Task to complete =>
In the material below, list every line carrying the string "COALVILLE".

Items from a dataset

##########

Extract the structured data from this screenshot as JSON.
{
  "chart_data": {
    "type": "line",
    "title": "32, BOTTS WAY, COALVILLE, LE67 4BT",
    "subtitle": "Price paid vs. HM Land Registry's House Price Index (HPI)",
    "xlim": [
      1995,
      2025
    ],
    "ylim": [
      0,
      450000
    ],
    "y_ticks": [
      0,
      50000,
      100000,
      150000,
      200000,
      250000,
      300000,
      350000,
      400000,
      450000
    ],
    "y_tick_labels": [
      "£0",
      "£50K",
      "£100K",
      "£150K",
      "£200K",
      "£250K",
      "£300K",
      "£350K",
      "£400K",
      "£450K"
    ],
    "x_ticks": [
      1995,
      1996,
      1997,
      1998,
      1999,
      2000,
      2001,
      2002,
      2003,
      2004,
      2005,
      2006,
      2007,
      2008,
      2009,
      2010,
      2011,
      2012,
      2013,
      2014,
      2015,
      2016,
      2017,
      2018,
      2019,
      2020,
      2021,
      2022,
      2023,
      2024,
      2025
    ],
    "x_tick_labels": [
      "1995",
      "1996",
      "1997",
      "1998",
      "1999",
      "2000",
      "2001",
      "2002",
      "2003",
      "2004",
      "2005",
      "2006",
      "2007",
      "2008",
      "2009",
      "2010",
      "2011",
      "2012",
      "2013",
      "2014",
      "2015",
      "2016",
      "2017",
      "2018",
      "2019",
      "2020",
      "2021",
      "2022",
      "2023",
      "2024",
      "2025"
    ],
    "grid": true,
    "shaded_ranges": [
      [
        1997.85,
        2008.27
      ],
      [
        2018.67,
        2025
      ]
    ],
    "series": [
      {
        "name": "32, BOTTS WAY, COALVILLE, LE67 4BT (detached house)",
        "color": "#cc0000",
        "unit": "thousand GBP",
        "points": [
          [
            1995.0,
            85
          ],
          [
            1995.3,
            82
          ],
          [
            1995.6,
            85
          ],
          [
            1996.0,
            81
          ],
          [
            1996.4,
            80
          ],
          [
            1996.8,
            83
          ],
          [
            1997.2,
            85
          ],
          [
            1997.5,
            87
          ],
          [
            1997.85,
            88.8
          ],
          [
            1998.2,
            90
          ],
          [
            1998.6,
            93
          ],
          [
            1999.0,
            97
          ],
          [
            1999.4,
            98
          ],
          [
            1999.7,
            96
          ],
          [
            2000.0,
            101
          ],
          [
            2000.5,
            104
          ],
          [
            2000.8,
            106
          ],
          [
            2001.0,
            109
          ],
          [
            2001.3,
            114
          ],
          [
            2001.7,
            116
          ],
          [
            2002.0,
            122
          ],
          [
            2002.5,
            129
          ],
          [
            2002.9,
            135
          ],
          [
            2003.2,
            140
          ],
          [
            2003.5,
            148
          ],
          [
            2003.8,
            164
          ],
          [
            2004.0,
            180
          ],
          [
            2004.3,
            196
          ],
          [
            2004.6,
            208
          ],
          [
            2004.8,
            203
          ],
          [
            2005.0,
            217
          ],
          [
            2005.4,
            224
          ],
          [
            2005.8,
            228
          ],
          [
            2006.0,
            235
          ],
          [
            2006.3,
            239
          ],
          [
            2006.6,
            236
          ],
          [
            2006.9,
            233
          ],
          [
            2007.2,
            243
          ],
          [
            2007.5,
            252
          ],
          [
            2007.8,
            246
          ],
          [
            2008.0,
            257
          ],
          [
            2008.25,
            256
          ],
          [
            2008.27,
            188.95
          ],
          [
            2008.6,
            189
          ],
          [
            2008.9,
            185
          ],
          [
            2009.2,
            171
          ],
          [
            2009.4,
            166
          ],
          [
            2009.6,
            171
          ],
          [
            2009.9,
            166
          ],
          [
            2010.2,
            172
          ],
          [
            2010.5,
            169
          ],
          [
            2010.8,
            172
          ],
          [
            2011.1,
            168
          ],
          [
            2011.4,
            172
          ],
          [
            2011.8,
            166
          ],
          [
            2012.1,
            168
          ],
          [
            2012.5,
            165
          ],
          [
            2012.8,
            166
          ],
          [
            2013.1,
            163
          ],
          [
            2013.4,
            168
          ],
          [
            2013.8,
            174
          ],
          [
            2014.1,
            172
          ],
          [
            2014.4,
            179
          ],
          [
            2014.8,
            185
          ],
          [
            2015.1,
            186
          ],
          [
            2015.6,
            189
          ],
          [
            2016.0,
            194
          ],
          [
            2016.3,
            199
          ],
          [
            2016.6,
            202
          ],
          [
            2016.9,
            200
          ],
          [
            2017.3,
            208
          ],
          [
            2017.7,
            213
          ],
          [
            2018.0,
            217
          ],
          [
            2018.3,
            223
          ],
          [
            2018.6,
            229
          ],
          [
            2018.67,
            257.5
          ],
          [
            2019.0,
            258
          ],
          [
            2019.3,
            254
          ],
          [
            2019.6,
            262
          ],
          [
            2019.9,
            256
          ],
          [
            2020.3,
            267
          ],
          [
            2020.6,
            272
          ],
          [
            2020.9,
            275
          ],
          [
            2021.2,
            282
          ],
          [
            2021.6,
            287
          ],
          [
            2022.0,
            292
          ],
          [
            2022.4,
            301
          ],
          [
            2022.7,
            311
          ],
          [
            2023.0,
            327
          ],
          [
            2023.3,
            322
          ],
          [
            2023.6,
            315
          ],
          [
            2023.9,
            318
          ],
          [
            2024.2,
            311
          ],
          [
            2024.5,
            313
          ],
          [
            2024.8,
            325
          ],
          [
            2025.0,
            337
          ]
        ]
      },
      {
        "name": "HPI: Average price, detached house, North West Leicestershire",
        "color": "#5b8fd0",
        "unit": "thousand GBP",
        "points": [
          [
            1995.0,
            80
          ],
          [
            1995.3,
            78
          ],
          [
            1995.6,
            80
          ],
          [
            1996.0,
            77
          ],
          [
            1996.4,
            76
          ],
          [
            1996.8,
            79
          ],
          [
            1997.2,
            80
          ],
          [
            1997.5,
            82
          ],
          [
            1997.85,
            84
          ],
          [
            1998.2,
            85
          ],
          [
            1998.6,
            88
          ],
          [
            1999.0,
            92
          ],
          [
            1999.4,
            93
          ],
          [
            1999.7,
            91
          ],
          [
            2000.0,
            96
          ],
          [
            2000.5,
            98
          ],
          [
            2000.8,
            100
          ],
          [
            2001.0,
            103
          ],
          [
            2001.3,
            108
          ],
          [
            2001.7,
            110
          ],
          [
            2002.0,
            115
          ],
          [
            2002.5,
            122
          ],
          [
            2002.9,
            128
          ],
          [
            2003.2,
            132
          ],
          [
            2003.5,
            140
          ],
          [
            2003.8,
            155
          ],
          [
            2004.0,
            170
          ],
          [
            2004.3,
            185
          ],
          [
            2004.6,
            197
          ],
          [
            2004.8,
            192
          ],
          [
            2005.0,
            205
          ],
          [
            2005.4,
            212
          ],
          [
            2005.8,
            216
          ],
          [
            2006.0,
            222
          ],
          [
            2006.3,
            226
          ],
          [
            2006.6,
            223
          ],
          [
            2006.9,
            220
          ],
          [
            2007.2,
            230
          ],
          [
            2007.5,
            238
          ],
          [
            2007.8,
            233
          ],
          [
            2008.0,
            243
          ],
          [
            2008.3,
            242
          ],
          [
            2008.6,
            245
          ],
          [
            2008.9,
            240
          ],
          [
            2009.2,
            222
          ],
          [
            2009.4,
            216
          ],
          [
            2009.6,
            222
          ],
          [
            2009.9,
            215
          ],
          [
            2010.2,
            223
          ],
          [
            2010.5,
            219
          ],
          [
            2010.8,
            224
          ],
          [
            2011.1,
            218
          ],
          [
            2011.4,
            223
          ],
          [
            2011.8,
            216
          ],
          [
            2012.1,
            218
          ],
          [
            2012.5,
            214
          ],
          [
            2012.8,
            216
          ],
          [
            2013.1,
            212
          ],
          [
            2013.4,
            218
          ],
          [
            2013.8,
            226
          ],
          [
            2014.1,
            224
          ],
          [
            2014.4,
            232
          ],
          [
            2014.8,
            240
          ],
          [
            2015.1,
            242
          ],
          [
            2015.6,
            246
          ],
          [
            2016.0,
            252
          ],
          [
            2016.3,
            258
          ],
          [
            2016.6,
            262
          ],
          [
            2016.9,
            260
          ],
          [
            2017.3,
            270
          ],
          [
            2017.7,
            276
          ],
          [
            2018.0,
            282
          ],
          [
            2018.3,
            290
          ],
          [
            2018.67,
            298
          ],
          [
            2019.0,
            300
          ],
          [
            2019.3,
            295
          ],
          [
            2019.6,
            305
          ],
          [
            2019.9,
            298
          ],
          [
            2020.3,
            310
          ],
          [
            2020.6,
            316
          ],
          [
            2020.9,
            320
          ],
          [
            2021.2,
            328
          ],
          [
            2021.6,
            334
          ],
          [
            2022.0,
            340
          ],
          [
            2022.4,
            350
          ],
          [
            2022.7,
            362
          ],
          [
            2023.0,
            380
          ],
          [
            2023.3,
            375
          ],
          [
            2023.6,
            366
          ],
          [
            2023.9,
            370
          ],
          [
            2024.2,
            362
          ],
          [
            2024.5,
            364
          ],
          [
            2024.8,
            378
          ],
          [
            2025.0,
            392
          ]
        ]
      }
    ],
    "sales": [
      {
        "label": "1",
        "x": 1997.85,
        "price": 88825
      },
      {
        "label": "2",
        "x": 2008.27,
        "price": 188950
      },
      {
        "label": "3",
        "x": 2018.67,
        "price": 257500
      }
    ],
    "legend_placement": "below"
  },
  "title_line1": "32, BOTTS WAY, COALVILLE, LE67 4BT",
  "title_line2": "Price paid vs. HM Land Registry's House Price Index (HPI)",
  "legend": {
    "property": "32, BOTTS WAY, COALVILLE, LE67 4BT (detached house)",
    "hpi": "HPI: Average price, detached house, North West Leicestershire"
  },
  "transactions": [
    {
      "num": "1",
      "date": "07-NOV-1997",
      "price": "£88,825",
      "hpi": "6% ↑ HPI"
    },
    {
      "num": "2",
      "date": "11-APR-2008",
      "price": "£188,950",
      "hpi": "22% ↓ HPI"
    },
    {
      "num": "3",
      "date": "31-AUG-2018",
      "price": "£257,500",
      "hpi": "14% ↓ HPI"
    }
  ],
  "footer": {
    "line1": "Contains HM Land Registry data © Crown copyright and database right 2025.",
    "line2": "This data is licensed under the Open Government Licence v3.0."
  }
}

##########

Output for this exercise =>
    "title": "32, BOTTS WAY, COALVILLE, LE67 4BT",
        "name": "32, BOTTS WAY, COALVILLE, LE67 4BT (detached house)",
  "title_line1": "32, BOTTS WAY, COALVILLE, LE67 4BT",
    "property": "32, BOTTS WAY, COALVILLE, LE67 4BT (detached house)",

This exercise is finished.